**WHAT TO PRODUCE:**
Count the lines in the data below where the string "masonry" occurs, please, and give the number alone.

━━━ PROVIDED DATA ━━━

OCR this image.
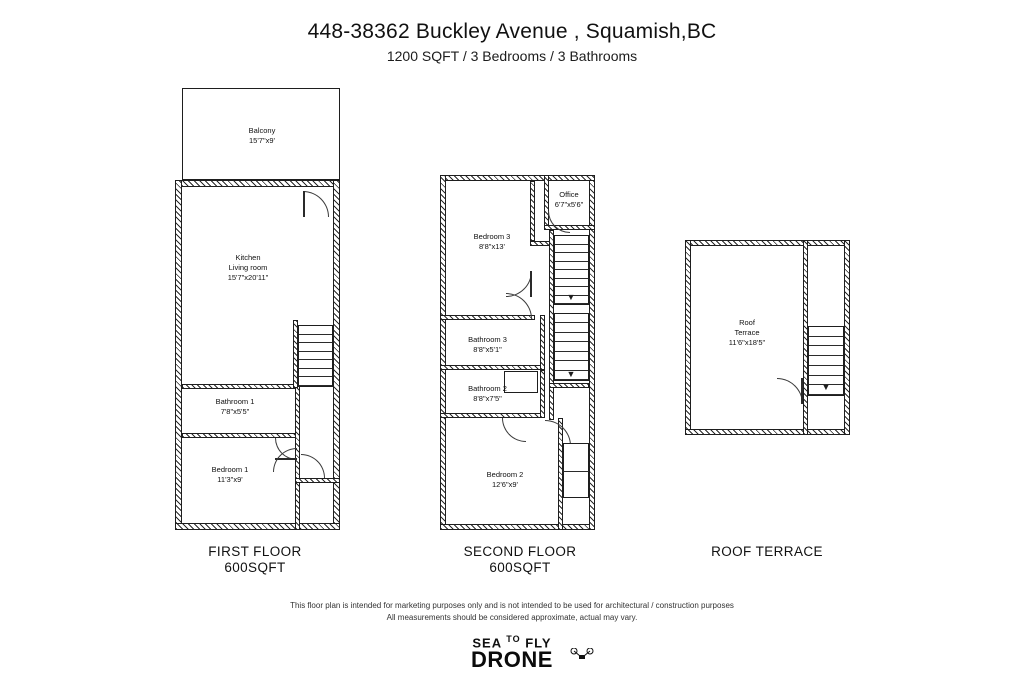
448-38362 Buckley Avenue , Squamish,BC
1200 SQFT / 3 Bedrooms / 3 Bathrooms
Balcony
15'7"x9'
Kitchen
Living room
15'7"x20'11"
Bathroom 1
7'8"x5'5"
Bedroom 1
11'3"x9'
FIRST FLOOR
600SQFT
Office
6'7"x5'6"
Bedroom 3
8'8"x13'
Bathroom 3
8'8"x5'1"
Bathroom 2
8'8"x7'5"
Bedroom 2
12'6"x9'
▼
▼
SECOND FLOOR
600SQFT
Roof
Terrace
11'6"x18'5"
▼
ROOF TERRACE
This floor plan is intended for marketing purposes only and is not intended to be used for architectural / construction purposes
All measurements should be considered approximate, actual may vary.
SEA $^{TO}$ FLY
DRONE
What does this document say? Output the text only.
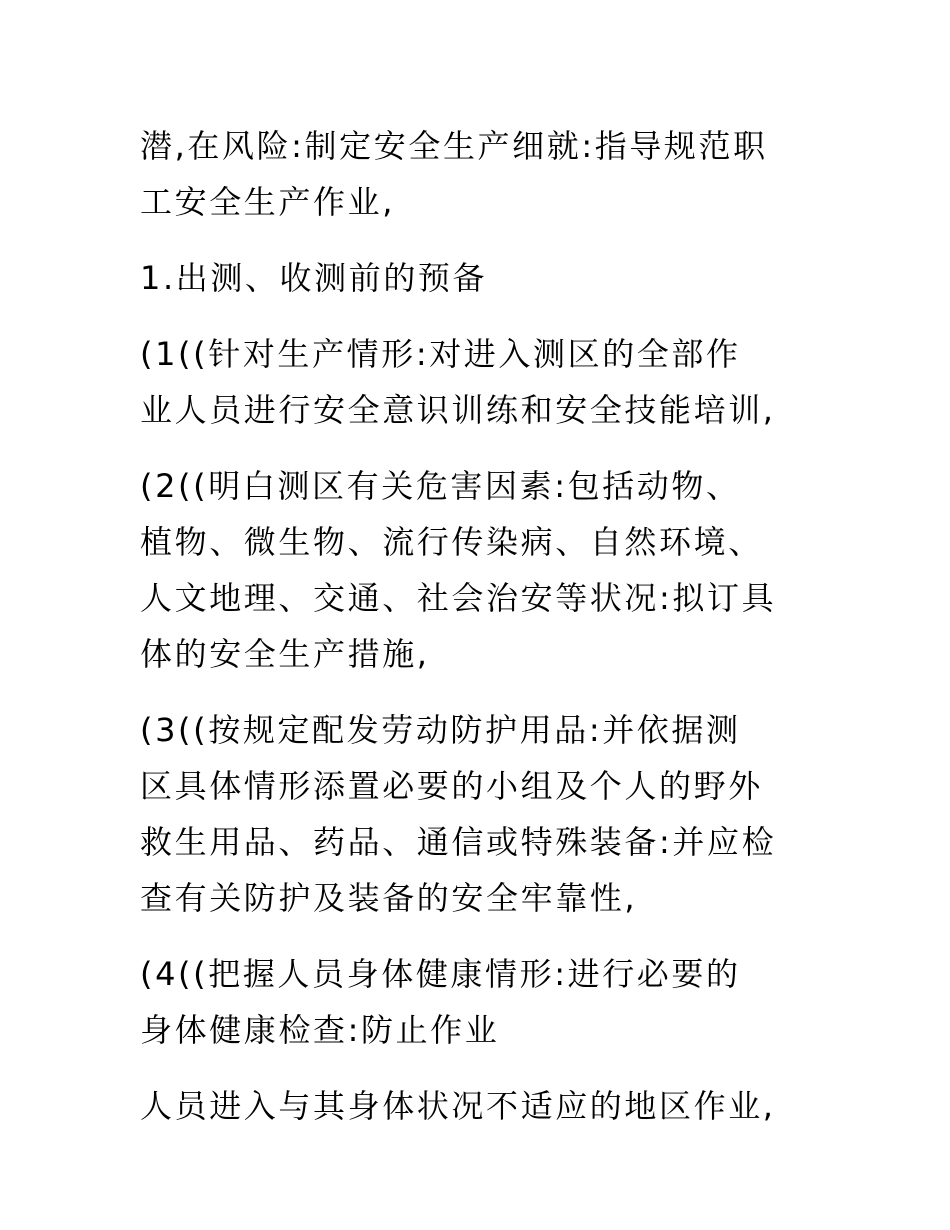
潜,在风险:制定安全生产细就:指导规范职
工安全生产作业,

1.出测、收测前的预备

(1((针对生产情形:对进入测区的全部作
业人员进行安全意识训练和安全技能培训,

(2((明白测区有关危害因素:包括动物、
植物、微生物、流行传染病、自然环境、
人文地理、交通、社会治安等状况:拟订具
体的安全生产措施,

(3((按规定配发劳动防护用品:并依据测
区具体情形添置必要的小组及个人的野外
救生用品、药品、通信或特殊装备:并应检
查有关防护及装备的安全牢靠性,

(4((把握人员身体健康情形:进行必要的
身体健康检查:防止作业

人员进入与其身体状况不适应的地区作业,
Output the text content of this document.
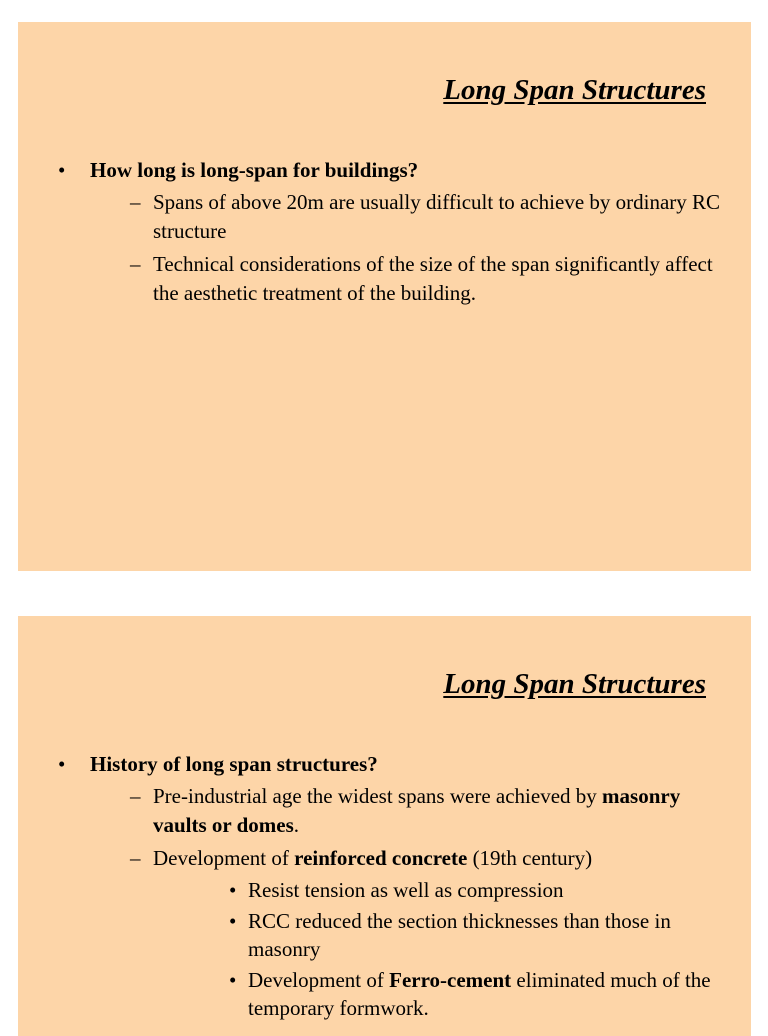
Long Span Structures
• How long is long-span for buildings?
– Spans of above 20m are usually difficult to achieve by ordinary RC structure
– Technical considerations of the size of the span significantly affect the aesthetic treatment of the building.
Long Span Structures
• History of long span structures?
– Pre-industrial age the widest spans were achieved by masonry vaults or domes.
– Development of reinforced concrete (19th century)
• Resist tension as well as compression
• RCC reduced the section thicknesses than those in masonry
• Development of Ferro-cement eliminated much of the temporary formwork.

━━━

**ANSWER BELOW:**
2